| Instruction |
Every entry must be echoed exactly.

·····

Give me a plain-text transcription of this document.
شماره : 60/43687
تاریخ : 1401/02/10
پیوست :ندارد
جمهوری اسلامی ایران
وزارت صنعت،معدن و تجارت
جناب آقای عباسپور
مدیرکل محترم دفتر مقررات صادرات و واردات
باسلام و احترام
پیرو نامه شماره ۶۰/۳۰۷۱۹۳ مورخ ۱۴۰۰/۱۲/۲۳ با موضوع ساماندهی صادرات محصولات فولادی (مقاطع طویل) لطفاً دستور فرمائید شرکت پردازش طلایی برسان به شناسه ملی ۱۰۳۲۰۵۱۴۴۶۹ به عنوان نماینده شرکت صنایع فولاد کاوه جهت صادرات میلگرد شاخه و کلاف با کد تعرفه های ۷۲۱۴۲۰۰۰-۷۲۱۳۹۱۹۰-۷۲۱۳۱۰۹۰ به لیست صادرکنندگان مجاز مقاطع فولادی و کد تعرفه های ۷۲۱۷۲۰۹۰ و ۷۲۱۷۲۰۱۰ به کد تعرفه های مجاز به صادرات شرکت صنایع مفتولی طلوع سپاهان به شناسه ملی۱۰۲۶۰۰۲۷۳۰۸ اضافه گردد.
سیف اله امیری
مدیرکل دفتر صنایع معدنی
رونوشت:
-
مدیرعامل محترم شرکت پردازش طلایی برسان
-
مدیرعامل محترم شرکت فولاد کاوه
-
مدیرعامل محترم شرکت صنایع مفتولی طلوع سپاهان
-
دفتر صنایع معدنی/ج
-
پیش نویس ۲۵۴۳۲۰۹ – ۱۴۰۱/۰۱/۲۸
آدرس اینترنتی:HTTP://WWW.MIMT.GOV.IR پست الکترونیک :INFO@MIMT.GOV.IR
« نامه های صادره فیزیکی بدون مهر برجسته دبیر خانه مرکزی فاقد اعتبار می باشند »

·····

| Worked answer |
Give me a plain-text transcription of this document.
شماره : 60/43687
تاریخ : 1401/02/10
پیوست :ندارد
جمهوری اسلامی ایران
وزارت صنعت،معدن و تجارت
جناب آقای عباسپور
مدیرکل محترم دفتر مقررات صادرات و واردات
باسلام و احترام
پیرو نامه شماره ۶۰/۳۰۷۱۹۳ مورخ ۱۴۰۰/۱۲/۲۳ با موضوع ساماندهی صادرات محصولات فولادی (مقاطع طویل) لطفاً دستور فرمائید شرکت پردازش طلایی برسان به شناسه ملی ۱۰۳۲۰۵۱۴۴۶۹ به عنوان نماینده شرکت صنایع فولاد کاوه جهت صادرات میلگرد شاخه و کلاف با کد تعرفه های ۷۲۱۴۲۰۰۰-۷۲۱۳۹۱۹۰-۷۲۱۳۱۰۹۰ به لیست صادرکنندگان مجاز مقاطع فولادی و کد تعرفه های ۷۲۱۷۲۰۹۰ و ۷۲۱۷۲۰۱۰ به کد تعرفه های مجاز به صادرات شرکت صنایع مفتولی طلوع سپاهان به شناسه ملی۱۰۲۶۰۰۲۷۳۰۸ اضافه گردد.
سیف اله امیری
مدیرکل دفتر صنایع معدنی
رونوشت:
-
مدیرعامل محترم شرکت پردازش طلایی برسان
-
مدیرعامل محترم شرکت فولاد کاوه
-
مدیرعامل محترم شرکت صنایع مفتولی طلوع سپاهان
-
دفتر صنایع معدنی/ج
-
پیش نویس ۲۵۴۳۲۰۹ – ۱۴۰۱/۰۱/۲۸
آدرس اینترنتی:HTTP://WWW.MIMT.GOV.IR پست الکترونیک :INFO@MIMT.GOV.IR
« نامه های صادره فیزیکی بدون مهر برجسته دبیر خانه مرکزی فاقد اعتبار می باشند »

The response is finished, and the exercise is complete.